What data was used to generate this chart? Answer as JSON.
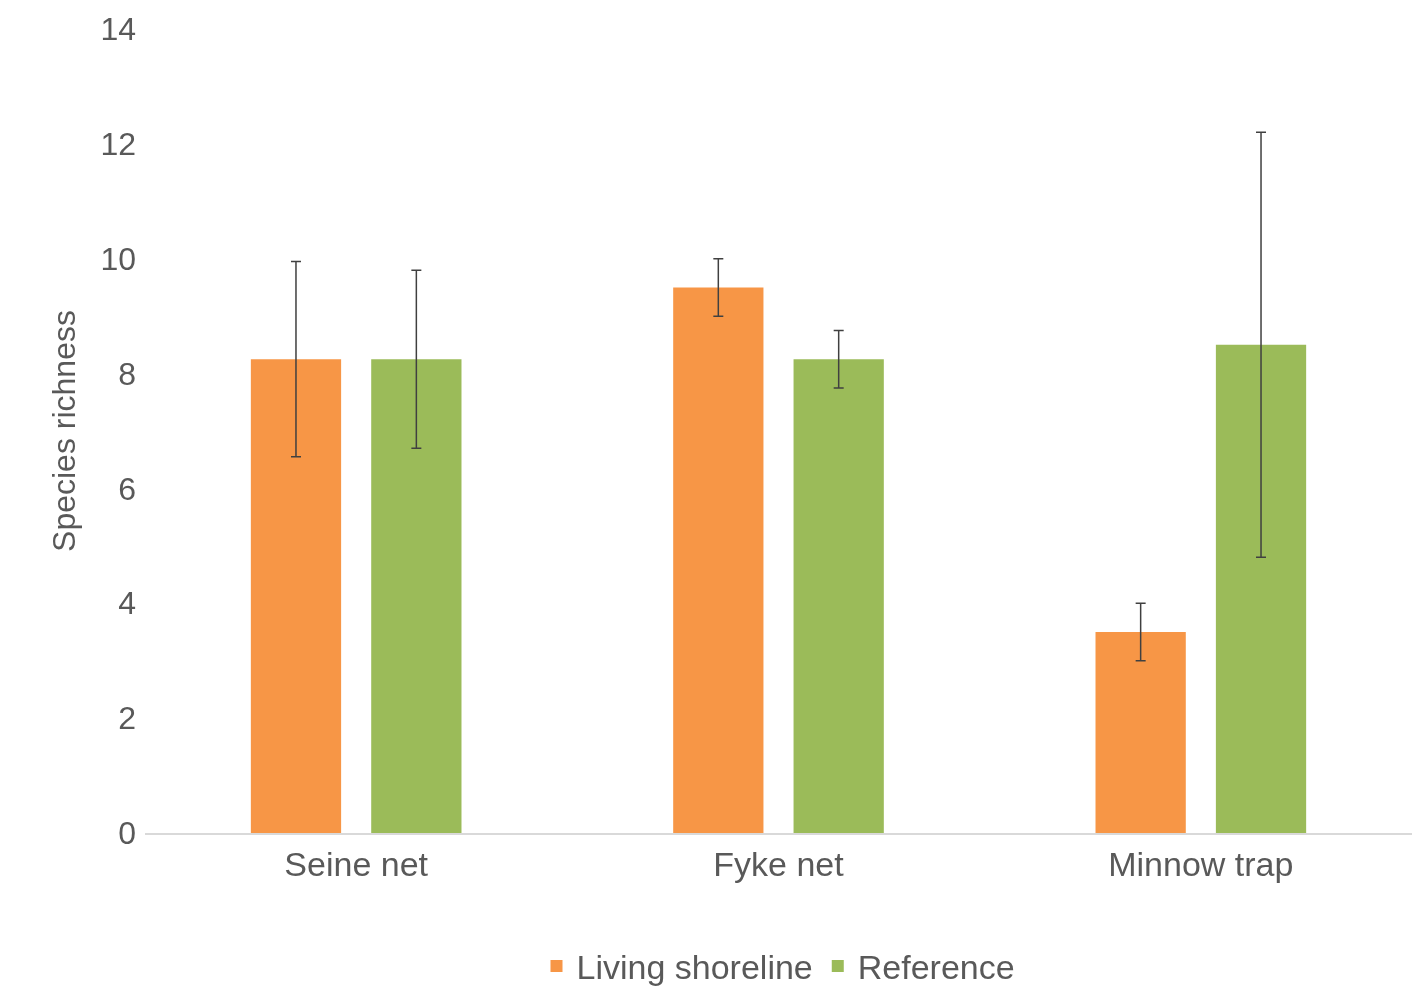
{
  "chart_data": {
    "type": "bar",
    "ylabel": "Species richness",
    "categories": [
      "Seine net",
      "Fyke net",
      "Minnow trap"
    ],
    "series": [
      {
        "name": "Living shoreline",
        "color": "#f79646",
        "values": [
          8.25,
          9.5,
          3.5
        ],
        "errors": [
          1.7,
          0.5,
          0.5
        ]
      },
      {
        "name": "Reference",
        "color": "#9bbb59",
        "values": [
          8.25,
          8.25,
          8.5
        ],
        "errors": [
          1.55,
          0.5,
          3.7
        ]
      }
    ],
    "ylim": [
      0,
      14
    ],
    "yticks": [
      0,
      2,
      4,
      6,
      8,
      10,
      12,
      14
    ],
    "grid": false,
    "legend": "bottom"
  }
}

....

The answer is a single number: how many lines include the word "name"?

2